* **Brief**
Find each line with the string "本合同履行期间" and report it.
::::::::
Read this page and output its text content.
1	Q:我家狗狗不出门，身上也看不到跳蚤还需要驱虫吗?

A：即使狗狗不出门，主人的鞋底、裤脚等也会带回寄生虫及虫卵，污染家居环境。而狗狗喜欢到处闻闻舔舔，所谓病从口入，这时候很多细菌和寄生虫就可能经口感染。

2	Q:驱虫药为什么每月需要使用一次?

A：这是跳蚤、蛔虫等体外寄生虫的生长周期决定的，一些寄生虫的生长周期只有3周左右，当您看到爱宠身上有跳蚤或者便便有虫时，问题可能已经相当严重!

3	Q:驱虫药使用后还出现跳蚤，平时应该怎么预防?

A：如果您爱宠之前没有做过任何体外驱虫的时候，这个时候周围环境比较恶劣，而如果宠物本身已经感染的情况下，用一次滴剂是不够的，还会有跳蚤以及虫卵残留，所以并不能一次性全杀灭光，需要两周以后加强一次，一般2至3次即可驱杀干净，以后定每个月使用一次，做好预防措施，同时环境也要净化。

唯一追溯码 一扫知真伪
::::::::
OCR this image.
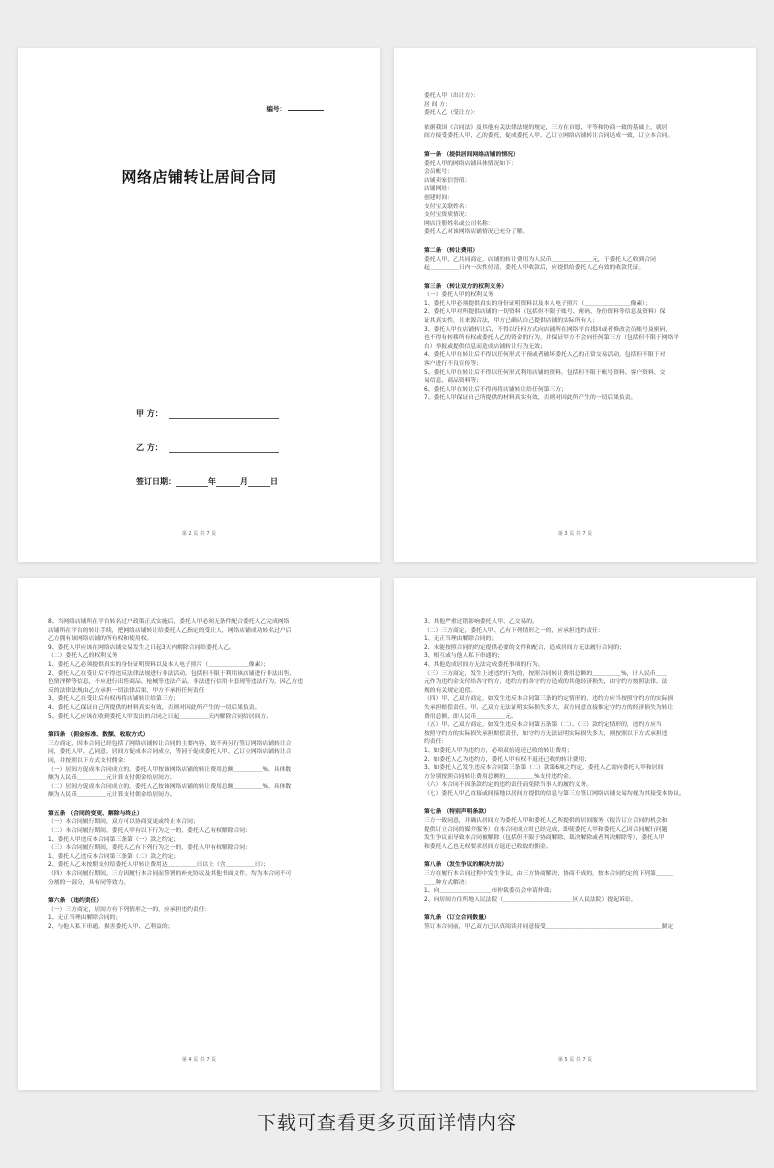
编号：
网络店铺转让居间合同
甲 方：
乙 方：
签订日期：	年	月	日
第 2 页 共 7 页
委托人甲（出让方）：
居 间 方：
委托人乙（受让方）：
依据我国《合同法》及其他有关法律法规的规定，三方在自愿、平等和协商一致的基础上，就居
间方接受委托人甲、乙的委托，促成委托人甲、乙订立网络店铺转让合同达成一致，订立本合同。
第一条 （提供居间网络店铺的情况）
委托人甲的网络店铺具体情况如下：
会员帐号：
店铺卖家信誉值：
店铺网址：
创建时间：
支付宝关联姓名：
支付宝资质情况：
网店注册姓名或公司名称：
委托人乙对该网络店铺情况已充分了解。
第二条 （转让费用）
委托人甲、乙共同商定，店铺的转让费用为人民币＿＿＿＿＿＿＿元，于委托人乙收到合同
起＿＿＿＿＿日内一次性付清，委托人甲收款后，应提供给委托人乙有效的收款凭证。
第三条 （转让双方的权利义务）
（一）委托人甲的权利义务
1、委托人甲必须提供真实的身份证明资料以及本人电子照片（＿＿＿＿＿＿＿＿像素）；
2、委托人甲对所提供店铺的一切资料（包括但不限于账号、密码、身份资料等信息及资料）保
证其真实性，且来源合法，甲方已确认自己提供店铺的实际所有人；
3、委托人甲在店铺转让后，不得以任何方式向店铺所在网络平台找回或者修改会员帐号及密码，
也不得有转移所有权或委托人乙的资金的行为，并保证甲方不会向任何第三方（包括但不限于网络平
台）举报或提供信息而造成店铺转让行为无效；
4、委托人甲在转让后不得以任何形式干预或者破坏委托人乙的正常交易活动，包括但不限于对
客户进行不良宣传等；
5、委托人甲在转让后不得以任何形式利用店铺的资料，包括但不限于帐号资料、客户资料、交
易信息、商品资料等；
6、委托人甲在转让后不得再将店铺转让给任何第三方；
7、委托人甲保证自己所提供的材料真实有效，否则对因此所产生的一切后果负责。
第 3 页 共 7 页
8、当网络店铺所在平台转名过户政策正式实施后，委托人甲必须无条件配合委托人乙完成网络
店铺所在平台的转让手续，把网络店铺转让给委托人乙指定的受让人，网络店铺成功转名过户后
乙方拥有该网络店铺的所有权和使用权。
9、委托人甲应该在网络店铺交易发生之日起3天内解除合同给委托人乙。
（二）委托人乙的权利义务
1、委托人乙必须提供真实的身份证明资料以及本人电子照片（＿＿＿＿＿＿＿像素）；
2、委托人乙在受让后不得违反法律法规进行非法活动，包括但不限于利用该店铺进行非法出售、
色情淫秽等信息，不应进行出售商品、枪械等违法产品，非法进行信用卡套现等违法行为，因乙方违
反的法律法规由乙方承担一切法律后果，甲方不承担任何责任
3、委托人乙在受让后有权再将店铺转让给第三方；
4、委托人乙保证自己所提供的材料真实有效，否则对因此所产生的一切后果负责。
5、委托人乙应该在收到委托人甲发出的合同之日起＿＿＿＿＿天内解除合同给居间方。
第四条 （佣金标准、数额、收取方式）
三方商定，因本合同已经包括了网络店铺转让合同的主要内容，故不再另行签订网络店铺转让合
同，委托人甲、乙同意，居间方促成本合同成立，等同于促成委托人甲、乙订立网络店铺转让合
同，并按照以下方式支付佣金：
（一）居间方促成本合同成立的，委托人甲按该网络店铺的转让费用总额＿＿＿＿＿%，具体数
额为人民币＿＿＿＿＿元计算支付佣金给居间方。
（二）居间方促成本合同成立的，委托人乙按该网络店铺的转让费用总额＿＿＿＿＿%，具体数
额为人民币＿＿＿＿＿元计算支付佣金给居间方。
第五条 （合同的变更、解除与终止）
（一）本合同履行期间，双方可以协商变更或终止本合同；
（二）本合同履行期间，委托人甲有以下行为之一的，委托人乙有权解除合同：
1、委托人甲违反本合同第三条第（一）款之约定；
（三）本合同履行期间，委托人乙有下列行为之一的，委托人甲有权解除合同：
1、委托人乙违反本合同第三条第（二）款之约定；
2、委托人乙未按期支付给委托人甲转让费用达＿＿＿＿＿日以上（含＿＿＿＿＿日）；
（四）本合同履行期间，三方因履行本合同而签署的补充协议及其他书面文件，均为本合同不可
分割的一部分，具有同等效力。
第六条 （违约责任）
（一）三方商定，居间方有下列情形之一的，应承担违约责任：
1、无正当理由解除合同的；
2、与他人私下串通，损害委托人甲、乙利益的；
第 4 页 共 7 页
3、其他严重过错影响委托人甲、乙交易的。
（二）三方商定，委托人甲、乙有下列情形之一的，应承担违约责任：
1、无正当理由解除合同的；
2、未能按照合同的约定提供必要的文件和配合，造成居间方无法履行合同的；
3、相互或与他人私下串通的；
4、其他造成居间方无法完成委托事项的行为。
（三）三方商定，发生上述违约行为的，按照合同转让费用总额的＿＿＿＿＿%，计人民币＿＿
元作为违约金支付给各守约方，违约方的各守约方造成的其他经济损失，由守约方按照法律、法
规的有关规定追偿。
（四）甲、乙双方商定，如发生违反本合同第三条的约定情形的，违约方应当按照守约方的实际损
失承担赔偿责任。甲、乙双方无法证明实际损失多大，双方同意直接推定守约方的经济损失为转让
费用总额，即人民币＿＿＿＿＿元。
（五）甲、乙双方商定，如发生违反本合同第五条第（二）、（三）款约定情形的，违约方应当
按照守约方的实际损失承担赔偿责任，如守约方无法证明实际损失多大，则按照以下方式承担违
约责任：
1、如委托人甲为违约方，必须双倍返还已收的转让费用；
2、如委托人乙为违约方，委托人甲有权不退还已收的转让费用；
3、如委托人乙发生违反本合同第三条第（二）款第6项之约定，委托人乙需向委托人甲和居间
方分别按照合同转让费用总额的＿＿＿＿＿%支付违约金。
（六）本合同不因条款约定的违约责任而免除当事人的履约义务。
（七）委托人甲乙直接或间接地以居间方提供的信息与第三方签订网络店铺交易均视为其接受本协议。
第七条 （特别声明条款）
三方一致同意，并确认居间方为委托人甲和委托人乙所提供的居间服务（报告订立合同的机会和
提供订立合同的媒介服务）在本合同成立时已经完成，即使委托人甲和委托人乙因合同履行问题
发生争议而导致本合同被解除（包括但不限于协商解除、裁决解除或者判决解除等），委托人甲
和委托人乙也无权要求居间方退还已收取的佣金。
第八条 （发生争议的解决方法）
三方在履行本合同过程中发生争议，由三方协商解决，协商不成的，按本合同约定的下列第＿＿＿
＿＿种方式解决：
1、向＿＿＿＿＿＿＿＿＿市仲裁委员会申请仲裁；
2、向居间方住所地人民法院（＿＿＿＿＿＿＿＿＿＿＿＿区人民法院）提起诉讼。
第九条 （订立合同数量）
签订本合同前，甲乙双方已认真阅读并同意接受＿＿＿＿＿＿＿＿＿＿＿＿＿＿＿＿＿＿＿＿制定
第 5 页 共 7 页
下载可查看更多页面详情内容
::::::::
* **Result of the exercise**
（一）本合同履行期间，双方可以协商变更或终止本合同；
（二）本合同履行期间，委托人甲有以下行为之一的，委托人乙有权解除合同：
（三）本合同履行期间，委托人乙有下列行为之一的，委托人甲有权解除合同：
（四）本合同履行期间，三方因履行本合同而签署的补充协议及其他书面文件，均为本合同不可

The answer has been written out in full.